--- Start Given records ---

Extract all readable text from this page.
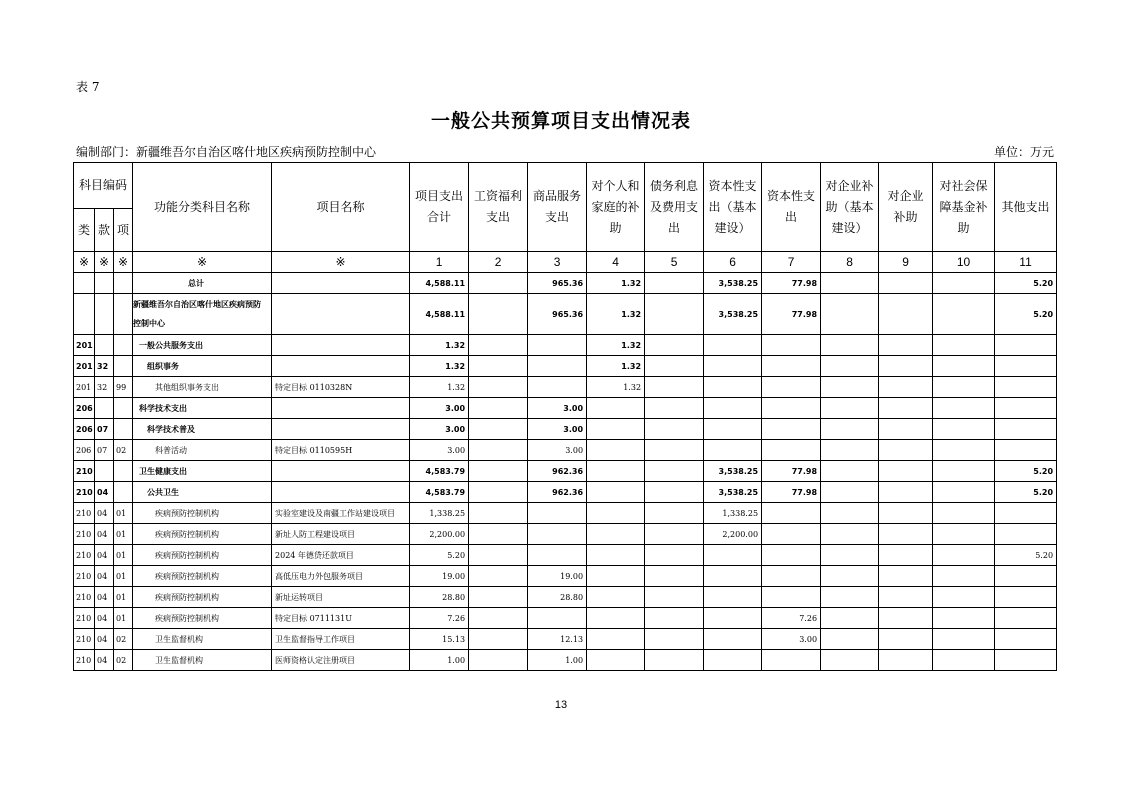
表 7
一般公共预算项目支出情况表
编制部门：新疆维吾尔自治区喀什地区疾病预防控制中心	单位：万元
科目编码			功能分类科目名称	项目名称	项目支出合计	工资福利支出	商品服务支出	对个人和家庭的补助	债务利息及费用支出	资本性支出（基本建设）	资本性支出	对企业补助（基本建设）	对企业补助	对社会保障基金补助	其他支出
类	款	项													
※	※	※	※	※	1	2	3	4	5	6	7	8	9	10	11
			总计		4,588.11		965.36	1.32		3,538.25	77.98				5.20
			新疆维吾尔自治区喀什地区疾病预防控制中心		4,588.11		965.36	1.32		3,538.25	77.98				5.20
201			一般公共服务支出		1.32			1.32							
201	32		组织事务		1.32			1.32							
201	32	99	其他组织事务支出	特定目标 0110328N	1.32			1.32							
206			科学技术支出		3.00		3.00								
206	07		科学技术普及		3.00		3.00								
206	07	02	科普活动	特定目标 0110595H	3.00		3.00								
210			卫生健康支出		4,583.79		962.36			3,538.25	77.98				5.20
210	04		公共卫生		4,583.79		962.36			3,538.25	77.98				5.20
210	04	01	疾病预防控制机构	实验室建设及南疆工作站建设项目	1,338.25					1,338.25					
210	04	01	疾病预防控制机构	新址人防工程建设项目	2,200.00					2,200.00					
210	04	01	疾病预防控制机构	2024 年德贷还款项目	5.20										5.20
210	04	01	疾病预防控制机构	高低压电力外包服务项目	19.00		19.00								
210	04	01	疾病预防控制机构	新址运转项目	28.80		28.80								
210	04	01	疾病预防控制机构	特定目标 0711131U	7.26						7.26				
210	04	02	卫生监督机构	卫生监督指导工作项目	15.13		12.13				3.00				
210	04	02	卫生监督机构	医师资格认定注册项目	1.00		1.00								
13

--- End Given records ---

Exercise requirements
Identify which lines contain the word "疾病预防控制机构" and copy each one.

Result for this task
210	04	01	疾病预防控制机构	实验室建设及南疆工作站建设项目	1,338.25					1,338.25					
210	04	01	疾病预防控制机构	新址人防工程建设项目	2,200.00					2,200.00					
210	04	01	疾病预防控制机构	2024 年德贷还款项目	5.20										5.20
210	04	01	疾病预防控制机构	高低压电力外包服务项目	19.00		19.00								
210	04	01	疾病预防控制机构	新址运转项目	28.80		28.80								
210	04	01	疾病预防控制机构	特定目标 0711131U	7.26						7.26				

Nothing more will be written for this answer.